## SOURCE DOCUMENT
Bylaws of Alaska Air Group, Inc. As Amended and in Effect June 7, 2005 Page 5 Section 5. Quorum and Manner of Acting. Except as otherwise provided by statute, the Certificate of Incorporation, or these Bylaws, the presence of a majority of the total number of Directors shall constitute a quorum for the transaction of business at any meeting of the Board of Directors, and the act of a majority of the Directors present at any such meeting at which a quorum is present shall be the act of the Board of Directors. In the absence of a quorum, a majority of the Directors present may adjourn the meeting, from time to time, until a quorum is present. Section 6. Organization. At every meeting of the Board of Directors, the Chairman of the Board or in his absence, a chairman chosen by a majority of the Directors present shall act as chairman of the meeting. The Secretary, or in his absence, an Assistant Secretary, or in the absence of the Secretary and all the Assistant Secretaries, any person appointed by the chairman of the meeting, shall act as secretary of the meeting. Section 7. Consent of Directors in Lieu of Meeting. Unless otherwise restricted by the Certificate of Incorporation or by these Bylaws, any action required or permitted to be taken at any meeting of the Board of Directors, or any committee designated by the Board, may be taken without a meeting if all members of the Board or committee consent thereto in writing, and such written consent is filed with the minutes of the proceedings of the Board or committee. Section 8. Telephonic Meetings. Members of the Board of Directors, or any committee designated by the Board, may participate in a meeting of the Board or committee by means of conference telephone or similar communications equipment by means of which all persons participating in the meeting can hear each other, and participation in such a meeting shall constitute presence in person at such meeting. ARTICLE IV COMMITTEES OF THE BOARD OF DIRECTORS Section 1. Committees. The Board of Directors may, by resolution passed by a majority of the Directors, designate such other committees, consisting of one or more Directors, as it may from time to time determine, and each such committee shall serve for such term and shall have and may exercise such duties, functions and powers as the Board of Directors may from time to time prescribe. The Chairman of each such committee shall be designated by the Board of Directors.

## SET TASK 1
According to the bylaws excerpt, what constitutes a quorum at a meeting of the Board of Directors?
The bylaws excerpt and the records come from unrelated sources.

## SOURCE MATERIAL
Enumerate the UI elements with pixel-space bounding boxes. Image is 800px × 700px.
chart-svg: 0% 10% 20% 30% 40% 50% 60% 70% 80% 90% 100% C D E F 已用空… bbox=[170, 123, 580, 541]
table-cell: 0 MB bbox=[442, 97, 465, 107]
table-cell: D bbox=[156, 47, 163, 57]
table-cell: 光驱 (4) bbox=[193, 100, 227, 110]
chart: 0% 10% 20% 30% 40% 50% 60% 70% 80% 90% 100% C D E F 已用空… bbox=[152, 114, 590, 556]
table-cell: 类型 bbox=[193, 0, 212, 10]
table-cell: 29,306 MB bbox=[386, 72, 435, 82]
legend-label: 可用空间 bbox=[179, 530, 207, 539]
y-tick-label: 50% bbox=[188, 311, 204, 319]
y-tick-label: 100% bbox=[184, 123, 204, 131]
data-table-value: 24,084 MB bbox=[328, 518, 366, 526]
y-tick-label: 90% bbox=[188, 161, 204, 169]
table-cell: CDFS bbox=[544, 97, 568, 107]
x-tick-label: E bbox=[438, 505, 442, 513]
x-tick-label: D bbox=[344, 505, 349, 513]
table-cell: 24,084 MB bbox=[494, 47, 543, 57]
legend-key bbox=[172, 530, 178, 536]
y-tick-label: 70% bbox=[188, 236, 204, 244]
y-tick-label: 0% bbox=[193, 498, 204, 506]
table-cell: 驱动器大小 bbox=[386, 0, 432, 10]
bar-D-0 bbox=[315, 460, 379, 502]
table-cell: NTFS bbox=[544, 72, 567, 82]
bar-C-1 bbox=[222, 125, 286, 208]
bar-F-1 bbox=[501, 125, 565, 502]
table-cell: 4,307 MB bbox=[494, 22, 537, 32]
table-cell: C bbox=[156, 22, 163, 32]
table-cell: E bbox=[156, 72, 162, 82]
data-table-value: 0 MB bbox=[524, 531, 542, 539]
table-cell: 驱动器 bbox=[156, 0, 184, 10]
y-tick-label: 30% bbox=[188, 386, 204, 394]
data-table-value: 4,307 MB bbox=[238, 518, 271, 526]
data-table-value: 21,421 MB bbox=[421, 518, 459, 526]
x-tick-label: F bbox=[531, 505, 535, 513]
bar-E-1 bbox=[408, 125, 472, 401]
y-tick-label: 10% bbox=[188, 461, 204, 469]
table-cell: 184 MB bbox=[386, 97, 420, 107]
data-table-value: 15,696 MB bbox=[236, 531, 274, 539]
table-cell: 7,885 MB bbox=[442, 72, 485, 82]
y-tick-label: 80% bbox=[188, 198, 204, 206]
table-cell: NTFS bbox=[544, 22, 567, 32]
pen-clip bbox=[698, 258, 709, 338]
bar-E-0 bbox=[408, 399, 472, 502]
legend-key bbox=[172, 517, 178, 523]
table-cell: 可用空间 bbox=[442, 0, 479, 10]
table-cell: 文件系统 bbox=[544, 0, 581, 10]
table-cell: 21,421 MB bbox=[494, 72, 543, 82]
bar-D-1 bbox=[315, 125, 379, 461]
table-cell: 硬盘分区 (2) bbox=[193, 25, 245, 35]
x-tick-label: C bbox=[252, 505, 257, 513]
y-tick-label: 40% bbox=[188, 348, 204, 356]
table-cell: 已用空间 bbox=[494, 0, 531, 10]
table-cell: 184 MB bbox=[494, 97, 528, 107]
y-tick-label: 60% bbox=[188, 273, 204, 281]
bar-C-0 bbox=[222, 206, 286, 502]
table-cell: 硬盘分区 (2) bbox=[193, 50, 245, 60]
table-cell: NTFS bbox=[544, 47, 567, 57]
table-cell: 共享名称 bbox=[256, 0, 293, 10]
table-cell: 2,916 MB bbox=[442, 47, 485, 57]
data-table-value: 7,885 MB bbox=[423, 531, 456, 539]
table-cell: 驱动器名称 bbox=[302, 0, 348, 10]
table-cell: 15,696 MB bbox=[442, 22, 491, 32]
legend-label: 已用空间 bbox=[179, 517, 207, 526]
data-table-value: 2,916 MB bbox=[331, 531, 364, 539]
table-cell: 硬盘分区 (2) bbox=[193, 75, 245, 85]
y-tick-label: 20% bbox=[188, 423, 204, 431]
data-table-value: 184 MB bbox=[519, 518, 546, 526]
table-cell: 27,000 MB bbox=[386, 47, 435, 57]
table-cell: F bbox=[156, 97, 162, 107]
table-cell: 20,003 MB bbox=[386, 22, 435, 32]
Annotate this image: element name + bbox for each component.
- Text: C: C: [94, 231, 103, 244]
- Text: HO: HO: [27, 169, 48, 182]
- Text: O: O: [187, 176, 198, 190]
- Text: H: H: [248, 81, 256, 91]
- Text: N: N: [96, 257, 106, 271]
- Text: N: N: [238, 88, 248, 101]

## SET TASK 2
Select every line of the records that contains the string "已用空间", copying each one in full. Case counts.

## RIGHT ANSWER 1
The presence of a majority of the total number of Directors.

## RIGHT ANSWER 2
table-cell: 已用空间 bbox=[494, 0, 531, 10]
legend-label: 已用空间 bbox=[179, 517, 207, 526]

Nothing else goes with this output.